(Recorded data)
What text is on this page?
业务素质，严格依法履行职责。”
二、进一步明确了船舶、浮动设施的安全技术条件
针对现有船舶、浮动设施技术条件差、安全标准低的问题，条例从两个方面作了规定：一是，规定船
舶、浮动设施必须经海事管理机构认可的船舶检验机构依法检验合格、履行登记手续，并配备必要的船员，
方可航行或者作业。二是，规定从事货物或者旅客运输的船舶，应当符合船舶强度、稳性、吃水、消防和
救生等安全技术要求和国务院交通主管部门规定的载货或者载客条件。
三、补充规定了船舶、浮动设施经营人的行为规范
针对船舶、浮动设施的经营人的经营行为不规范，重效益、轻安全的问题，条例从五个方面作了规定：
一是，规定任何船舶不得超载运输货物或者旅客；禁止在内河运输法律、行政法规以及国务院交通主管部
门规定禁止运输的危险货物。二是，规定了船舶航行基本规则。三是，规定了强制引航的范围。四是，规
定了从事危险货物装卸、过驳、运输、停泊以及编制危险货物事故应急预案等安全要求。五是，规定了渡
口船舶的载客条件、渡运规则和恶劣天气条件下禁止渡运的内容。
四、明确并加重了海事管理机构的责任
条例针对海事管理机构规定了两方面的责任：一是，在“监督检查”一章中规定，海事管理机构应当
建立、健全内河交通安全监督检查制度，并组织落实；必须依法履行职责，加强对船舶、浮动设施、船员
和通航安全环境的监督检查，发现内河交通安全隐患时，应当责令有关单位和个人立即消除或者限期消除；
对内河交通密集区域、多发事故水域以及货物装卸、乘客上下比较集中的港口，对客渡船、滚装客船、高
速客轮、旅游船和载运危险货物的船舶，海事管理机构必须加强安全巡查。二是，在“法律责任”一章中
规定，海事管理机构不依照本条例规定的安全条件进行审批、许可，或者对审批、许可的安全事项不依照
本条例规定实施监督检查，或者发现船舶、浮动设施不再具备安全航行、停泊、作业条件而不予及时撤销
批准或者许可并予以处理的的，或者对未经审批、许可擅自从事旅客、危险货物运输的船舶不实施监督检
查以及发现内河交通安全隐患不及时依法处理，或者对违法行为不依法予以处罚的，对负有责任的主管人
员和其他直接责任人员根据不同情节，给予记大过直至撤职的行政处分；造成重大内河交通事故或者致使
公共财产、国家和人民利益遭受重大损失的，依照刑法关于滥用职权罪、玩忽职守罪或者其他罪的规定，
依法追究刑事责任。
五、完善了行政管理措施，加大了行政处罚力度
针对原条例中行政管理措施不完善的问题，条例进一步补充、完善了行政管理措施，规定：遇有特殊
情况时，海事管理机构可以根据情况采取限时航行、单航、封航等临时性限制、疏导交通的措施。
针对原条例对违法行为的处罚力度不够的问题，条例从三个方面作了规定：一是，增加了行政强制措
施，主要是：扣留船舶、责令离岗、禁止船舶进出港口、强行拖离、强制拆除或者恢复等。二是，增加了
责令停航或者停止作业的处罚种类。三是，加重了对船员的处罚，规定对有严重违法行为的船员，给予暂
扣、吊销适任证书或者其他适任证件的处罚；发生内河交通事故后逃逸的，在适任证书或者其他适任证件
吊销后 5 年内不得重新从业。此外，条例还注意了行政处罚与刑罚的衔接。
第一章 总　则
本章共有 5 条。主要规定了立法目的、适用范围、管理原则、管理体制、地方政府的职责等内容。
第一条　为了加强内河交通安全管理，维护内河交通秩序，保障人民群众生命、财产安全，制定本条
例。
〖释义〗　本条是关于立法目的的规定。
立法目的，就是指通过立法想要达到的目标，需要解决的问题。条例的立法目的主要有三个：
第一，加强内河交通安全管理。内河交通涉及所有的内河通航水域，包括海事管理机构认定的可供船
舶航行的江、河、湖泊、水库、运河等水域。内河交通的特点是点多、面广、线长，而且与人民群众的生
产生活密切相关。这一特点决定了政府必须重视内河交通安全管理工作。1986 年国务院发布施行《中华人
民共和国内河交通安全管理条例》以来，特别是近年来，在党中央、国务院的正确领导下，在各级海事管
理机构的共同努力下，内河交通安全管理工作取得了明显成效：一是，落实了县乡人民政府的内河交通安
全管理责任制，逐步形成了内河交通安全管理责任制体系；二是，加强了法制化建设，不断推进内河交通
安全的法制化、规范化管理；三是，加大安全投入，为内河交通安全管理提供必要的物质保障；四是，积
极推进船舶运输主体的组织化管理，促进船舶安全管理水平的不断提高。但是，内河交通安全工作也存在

Your task:
Reproduce all of the material above word for word.

Answer below:
What text is on this page?
业务素质，严格依法履行职责。”
二、进一步明确了船舶、浮动设施的安全技术条件
针对现有船舶、浮动设施技术条件差、安全标准低的问题，条例从两个方面作了规定：一是，规定船
舶、浮动设施必须经海事管理机构认可的船舶检验机构依法检验合格、履行登记手续，并配备必要的船员，
方可航行或者作业。二是，规定从事货物或者旅客运输的船舶，应当符合船舶强度、稳性、吃水、消防和
救生等安全技术要求和国务院交通主管部门规定的载货或者载客条件。
三、补充规定了船舶、浮动设施经营人的行为规范
针对船舶、浮动设施的经营人的经营行为不规范，重效益、轻安全的问题，条例从五个方面作了规定：
一是，规定任何船舶不得超载运输货物或者旅客；禁止在内河运输法律、行政法规以及国务院交通主管部
门规定禁止运输的危险货物。二是，规定了船舶航行基本规则。三是，规定了强制引航的范围。四是，规
定了从事危险货物装卸、过驳、运输、停泊以及编制危险货物事故应急预案等安全要求。五是，规定了渡
口船舶的载客条件、渡运规则和恶劣天气条件下禁止渡运的内容。
四、明确并加重了海事管理机构的责任
条例针对海事管理机构规定了两方面的责任：一是，在“监督检查”一章中规定，海事管理机构应当
建立、健全内河交通安全监督检查制度，并组织落实；必须依法履行职责，加强对船舶、浮动设施、船员
和通航安全环境的监督检查，发现内河交通安全隐患时，应当责令有关单位和个人立即消除或者限期消除；
对内河交通密集区域、多发事故水域以及货物装卸、乘客上下比较集中的港口，对客渡船、滚装客船、高
速客轮、旅游船和载运危险货物的船舶，海事管理机构必须加强安全巡查。二是，在“法律责任”一章中
规定，海事管理机构不依照本条例规定的安全条件进行审批、许可，或者对审批、许可的安全事项不依照
本条例规定实施监督检查，或者发现船舶、浮动设施不再具备安全航行、停泊、作业条件而不予及时撤销
批准或者许可并予以处理的的，或者对未经审批、许可擅自从事旅客、危险货物运输的船舶不实施监督检
查以及发现内河交通安全隐患不及时依法处理，或者对违法行为不依法予以处罚的，对负有责任的主管人
员和其他直接责任人员根据不同情节，给予记大过直至撤职的行政处分；造成重大内河交通事故或者致使
公共财产、国家和人民利益遭受重大损失的，依照刑法关于滥用职权罪、玩忽职守罪或者其他罪的规定，
依法追究刑事责任。
五、完善了行政管理措施，加大了行政处罚力度
针对原条例中行政管理措施不完善的问题，条例进一步补充、完善了行政管理措施，规定：遇有特殊
情况时，海事管理机构可以根据情况采取限时航行、单航、封航等临时性限制、疏导交通的措施。
针对原条例对违法行为的处罚力度不够的问题，条例从三个方面作了规定：一是，增加了行政强制措
施，主要是：扣留船舶、责令离岗、禁止船舶进出港口、强行拖离、强制拆除或者恢复等。二是，增加了
责令停航或者停止作业的处罚种类。三是，加重了对船员的处罚，规定对有严重违法行为的船员，给予暂
扣、吊销适任证书或者其他适任证件的处罚；发生内河交通事故后逃逸的，在适任证书或者其他适任证件
吊销后 5 年内不得重新从业。此外，条例还注意了行政处罚与刑罚的衔接。
第一章 总　则
本章共有 5 条。主要规定了立法目的、适用范围、管理原则、管理体制、地方政府的职责等内容。
第一条　为了加强内河交通安全管理，维护内河交通秩序，保障人民群众生命、财产安全，制定本条
例。
〖释义〗　本条是关于立法目的的规定。
立法目的，就是指通过立法想要达到的目标，需要解决的问题。条例的立法目的主要有三个：
第一，加强内河交通安全管理。内河交通涉及所有的内河通航水域，包括海事管理机构认定的可供船
舶航行的江、河、湖泊、水库、运河等水域。内河交通的特点是点多、面广、线长，而且与人民群众的生
产生活密切相关。这一特点决定了政府必须重视内河交通安全管理工作。1986 年国务院发布施行《中华人
民共和国内河交通安全管理条例》以来，特别是近年来，在党中央、国务院的正确领导下，在各级海事管
理机构的共同努力下，内河交通安全管理工作取得了明显成效：一是，落实了县乡人民政府的内河交通安
全管理责任制，逐步形成了内河交通安全管理责任制体系；二是，加强了法制化建设，不断推进内河交通
安全的法制化、规范化管理；三是，加大安全投入，为内河交通安全管理提供必要的物质保障；四是，积
极推进船舶运输主体的组织化管理，促进船舶安全管理水平的不断提高。但是，内河交通安全工作也存在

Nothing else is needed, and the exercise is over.